Aim of the task – Write out all the entries word for word, but skip any images.

Available data –
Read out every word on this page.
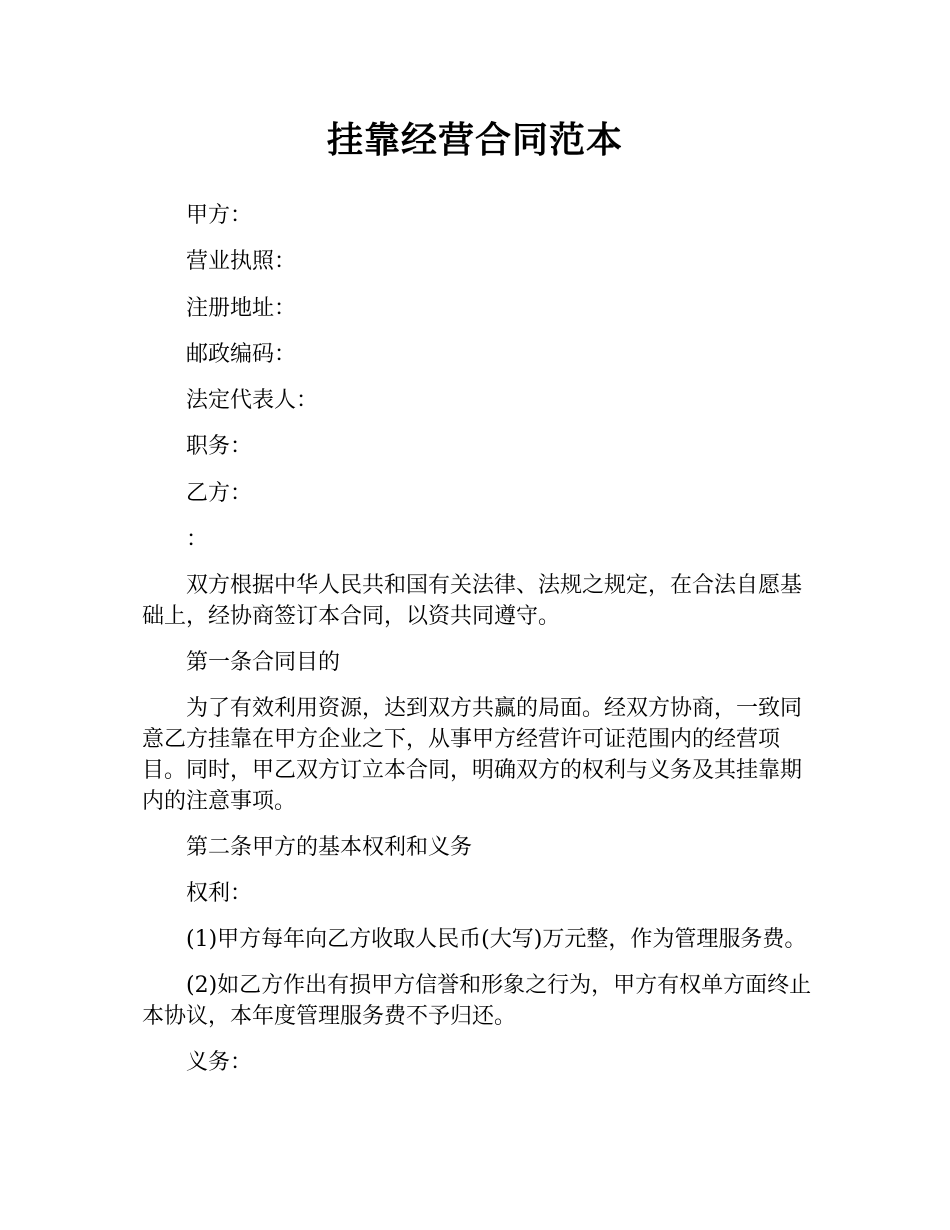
挂靠经营合同范本

甲方：

营业执照：

注册地址：

邮政编码：

法定代表人：

职务：

乙方：

：

双方根据中华人民共和国有关法律、法规之规定，在合法自愿基础上，经协商签订本合同，以资共同遵守。

第一条合同目的

为了有效利用资源，达到双方共赢的局面。经双方协商，一致同意乙方挂靠在甲方企业之下，从事甲方经营许可证范围内的经营项目。同时，甲乙双方订立本合同，明确双方的权利与义务及其挂靠期内的注意事项。

第二条甲方的基本权利和义务

权利：

(1)甲方每年向乙方收取人民币(大写)万元整，作为管理服务费。

(2)如乙方作出有损甲方信誉和形象之行为，甲方有权单方面终止本协议，本年度管理服务费不予归还。

义务：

Answer to the problem –
Read out every word on this page.
挂靠经营合同范本

甲方：

营业执照：

注册地址：

邮政编码：

法定代表人：

职务：

乙方：

：

双方根据中华人民共和国有关法律、法规之规定，在合法自愿基础上，经协商签订本合同，以资共同遵守。

第一条合同目的

为了有效利用资源，达到双方共赢的局面。经双方协商，一致同意乙方挂靠在甲方企业之下，从事甲方经营许可证范围内的经营项目。同时，甲乙双方订立本合同，明确双方的权利与义务及其挂靠期内的注意事项。

第二条甲方的基本权利和义务

权利：

(1)甲方每年向乙方收取人民币(大写)万元整，作为管理服务费。

(2)如乙方作出有损甲方信誉和形象之行为，甲方有权单方面终止本协议，本年度管理服务费不予归还。

义务：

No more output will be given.